** Exercise task **
Reproduce every item below, substituting "clickable" for each occurrence of "interactable" and leaving everything else unchanged.

** Supplied information **
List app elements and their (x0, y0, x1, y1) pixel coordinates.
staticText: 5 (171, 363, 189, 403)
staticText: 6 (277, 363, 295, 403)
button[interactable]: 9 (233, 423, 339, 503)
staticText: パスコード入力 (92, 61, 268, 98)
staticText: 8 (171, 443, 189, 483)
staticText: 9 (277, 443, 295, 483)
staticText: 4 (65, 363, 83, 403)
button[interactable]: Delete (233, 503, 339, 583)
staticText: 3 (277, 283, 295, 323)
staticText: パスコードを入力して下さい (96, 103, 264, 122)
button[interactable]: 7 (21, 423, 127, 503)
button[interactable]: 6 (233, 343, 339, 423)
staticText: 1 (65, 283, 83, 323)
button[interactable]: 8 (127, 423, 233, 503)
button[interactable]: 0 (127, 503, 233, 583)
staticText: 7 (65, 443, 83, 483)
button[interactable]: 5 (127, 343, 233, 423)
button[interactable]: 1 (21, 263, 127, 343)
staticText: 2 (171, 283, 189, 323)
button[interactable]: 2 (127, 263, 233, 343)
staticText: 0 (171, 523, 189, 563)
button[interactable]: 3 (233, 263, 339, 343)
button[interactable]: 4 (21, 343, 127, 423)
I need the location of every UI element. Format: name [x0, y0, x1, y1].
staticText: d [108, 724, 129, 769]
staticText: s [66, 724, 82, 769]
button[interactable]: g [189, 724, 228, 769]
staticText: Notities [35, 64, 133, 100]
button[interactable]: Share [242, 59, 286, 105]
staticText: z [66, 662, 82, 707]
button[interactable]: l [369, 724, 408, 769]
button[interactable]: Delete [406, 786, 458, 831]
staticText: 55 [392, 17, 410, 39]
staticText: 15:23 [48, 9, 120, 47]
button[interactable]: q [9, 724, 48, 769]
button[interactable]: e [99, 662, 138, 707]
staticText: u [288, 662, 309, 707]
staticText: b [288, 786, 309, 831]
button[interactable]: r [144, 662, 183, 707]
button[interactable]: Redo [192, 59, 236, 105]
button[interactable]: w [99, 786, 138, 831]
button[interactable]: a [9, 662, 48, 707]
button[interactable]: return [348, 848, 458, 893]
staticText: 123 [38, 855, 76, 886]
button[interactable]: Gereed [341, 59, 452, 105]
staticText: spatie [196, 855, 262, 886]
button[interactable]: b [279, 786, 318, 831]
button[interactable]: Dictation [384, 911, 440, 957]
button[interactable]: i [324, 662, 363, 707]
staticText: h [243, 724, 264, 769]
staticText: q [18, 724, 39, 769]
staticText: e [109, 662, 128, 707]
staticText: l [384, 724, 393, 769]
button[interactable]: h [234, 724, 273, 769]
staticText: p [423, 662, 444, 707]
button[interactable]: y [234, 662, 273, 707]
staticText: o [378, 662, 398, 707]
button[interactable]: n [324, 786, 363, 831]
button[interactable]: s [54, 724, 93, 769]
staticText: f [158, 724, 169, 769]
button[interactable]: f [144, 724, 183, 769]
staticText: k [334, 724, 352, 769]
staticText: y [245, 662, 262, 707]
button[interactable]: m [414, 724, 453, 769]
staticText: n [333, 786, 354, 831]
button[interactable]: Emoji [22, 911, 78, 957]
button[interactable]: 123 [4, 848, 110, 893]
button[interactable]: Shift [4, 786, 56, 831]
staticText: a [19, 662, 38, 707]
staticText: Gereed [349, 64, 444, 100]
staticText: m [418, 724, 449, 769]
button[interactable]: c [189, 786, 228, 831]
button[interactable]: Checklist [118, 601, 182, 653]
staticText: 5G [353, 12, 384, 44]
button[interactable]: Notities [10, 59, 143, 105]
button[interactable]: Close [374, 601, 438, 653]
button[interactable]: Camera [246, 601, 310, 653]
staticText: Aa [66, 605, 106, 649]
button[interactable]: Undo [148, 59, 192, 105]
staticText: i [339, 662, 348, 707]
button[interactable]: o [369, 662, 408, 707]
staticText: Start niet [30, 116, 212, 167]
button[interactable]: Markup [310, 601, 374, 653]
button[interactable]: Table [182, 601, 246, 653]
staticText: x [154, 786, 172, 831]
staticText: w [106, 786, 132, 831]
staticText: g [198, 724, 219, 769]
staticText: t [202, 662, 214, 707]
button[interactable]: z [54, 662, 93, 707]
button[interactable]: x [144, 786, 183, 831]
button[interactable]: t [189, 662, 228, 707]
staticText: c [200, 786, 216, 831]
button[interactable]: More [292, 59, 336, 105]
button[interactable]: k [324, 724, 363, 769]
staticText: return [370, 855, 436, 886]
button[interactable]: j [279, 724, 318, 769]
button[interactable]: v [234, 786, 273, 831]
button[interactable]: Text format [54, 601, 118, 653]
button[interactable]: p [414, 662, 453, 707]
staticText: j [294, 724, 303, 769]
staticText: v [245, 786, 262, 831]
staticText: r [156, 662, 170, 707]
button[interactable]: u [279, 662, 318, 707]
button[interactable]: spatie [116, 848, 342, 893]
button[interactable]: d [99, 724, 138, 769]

** Complete answer **
List app elements and their (x0, y0, x1, y1) pixel coordinates.
staticText: 5 (171, 363, 189, 403)
staticText: 6 (277, 363, 295, 403)
button[clickable]: 9 (233, 423, 339, 503)
staticText: パスコード入力 (92, 61, 268, 98)
staticText: 8 (171, 443, 189, 483)
staticText: 9 (277, 443, 295, 483)
staticText: 4 (65, 363, 83, 403)
button[clickable]: Delete (233, 503, 339, 583)
staticText: 3 (277, 283, 295, 323)
staticText: パスコードを入力して下さい (96, 103, 264, 122)
button[clickable]: 7 (21, 423, 127, 503)
button[clickable]: 6 (233, 343, 339, 423)
staticText: 1 (65, 283, 83, 323)
button[clickable]: 8 (127, 423, 233, 503)
button[clickable]: 0 (127, 503, 233, 583)
staticText: 7 (65, 443, 83, 483)
button[clickable]: 5 (127, 343, 233, 423)
button[clickable]: 1 (21, 263, 127, 343)
staticText: 2 (171, 283, 189, 323)
button[clickable]: 2 (127, 263, 233, 343)
staticText: 0 (171, 523, 189, 563)
button[clickable]: 3 (233, 263, 339, 343)
button[clickable]: 4 (21, 343, 127, 423)
I need the location of every UI element. Format: name [x0, y0, x1, y1].
staticText: d [108, 724, 129, 769]
staticText: s [66, 724, 82, 769]
button[clickable]: g [189, 724, 228, 769]
staticText: Notities [35, 64, 133, 100]
button[clickable]: Share [242, 59, 286, 105]
staticText: z [66, 662, 82, 707]
button[clickable]: l [369, 724, 408, 769]
button[clickable]: Delete [406, 786, 458, 831]
staticText: 55 [392, 17, 410, 39]
staticText: 15:23 [48, 9, 120, 47]
button[clickable]: q [9, 724, 48, 769]
button[clickable]: e [99, 662, 138, 707]
staticText: u [288, 662, 309, 707]
staticText: b [288, 786, 309, 831]
button[clickable]: r [144, 662, 183, 707]
button[clickable]: Redo [192, 59, 236, 105]
button[clickable]: w [99, 786, 138, 831]
button[clickable]: a [9, 662, 48, 707]
button[clickable]: return [348, 848, 458, 893]
staticText: 123 [38, 855, 76, 886]
button[clickable]: Gereed [341, 59, 452, 105]
staticText: spatie [196, 855, 262, 886]
button[clickable]: b [279, 786, 318, 831]
button[clickable]: Dictation [384, 911, 440, 957]
button[clickable]: i [324, 662, 363, 707]
staticText: h [243, 724, 264, 769]
staticText: q [18, 724, 39, 769]
staticText: e [109, 662, 128, 707]
staticText: l [384, 724, 393, 769]
button[clickable]: h [234, 724, 273, 769]
staticText: p [423, 662, 444, 707]
button[clickable]: y [234, 662, 273, 707]
staticText: o [378, 662, 398, 707]
button[clickable]: n [324, 786, 363, 831]
button[clickable]: s [54, 724, 93, 769]
staticText: f [158, 724, 169, 769]
button[clickable]: f [144, 724, 183, 769]
staticText: k [334, 724, 352, 769]
staticText: y [245, 662, 262, 707]
button[clickable]: m [414, 724, 453, 769]
staticText: n [333, 786, 354, 831]
button[clickable]: Emoji [22, 911, 78, 957]
button[clickable]: 123 [4, 848, 110, 893]
button[clickable]: Shift [4, 786, 56, 831]
staticText: a [19, 662, 38, 707]
staticText: Gereed [349, 64, 444, 100]
staticText: m [418, 724, 449, 769]
button[clickable]: c [189, 786, 228, 831]
button[clickable]: Checklist [118, 601, 182, 653]
staticText: 5G [353, 12, 384, 44]
button[clickable]: Notities [10, 59, 143, 105]
button[clickable]: Close [374, 601, 438, 653]
button[clickable]: Camera [246, 601, 310, 653]
staticText: Aa [66, 605, 106, 649]
button[clickable]: Undo [148, 59, 192, 105]
staticText: i [339, 662, 348, 707]
button[clickable]: o [369, 662, 408, 707]
staticText: Start niet [30, 116, 212, 167]
button[clickable]: Markup [310, 601, 374, 653]
button[clickable]: Table [182, 601, 246, 653]
staticText: x [154, 786, 172, 831]
staticText: w [106, 786, 132, 831]
staticText: g [198, 724, 219, 769]
staticText: t [202, 662, 214, 707]
button[clickable]: z [54, 662, 93, 707]
button[clickable]: x [144, 786, 183, 831]
button[clickable]: t [189, 662, 228, 707]
staticText: c [200, 786, 216, 831]
button[clickable]: More [292, 59, 336, 105]
button[clickable]: k [324, 724, 363, 769]
staticText: return [370, 855, 436, 886]
button[clickable]: j [279, 724, 318, 769]
button[clickable]: v [234, 786, 273, 831]
button[clickable]: Text format [54, 601, 118, 653]
button[clickable]: p [414, 662, 453, 707]
staticText: j [294, 724, 303, 769]
staticText: v [245, 786, 262, 831]
staticText: r [156, 662, 170, 707]
button[clickable]: u [279, 662, 318, 707]
button[clickable]: spatie [116, 848, 342, 893]
button[clickable]: d [99, 724, 138, 769]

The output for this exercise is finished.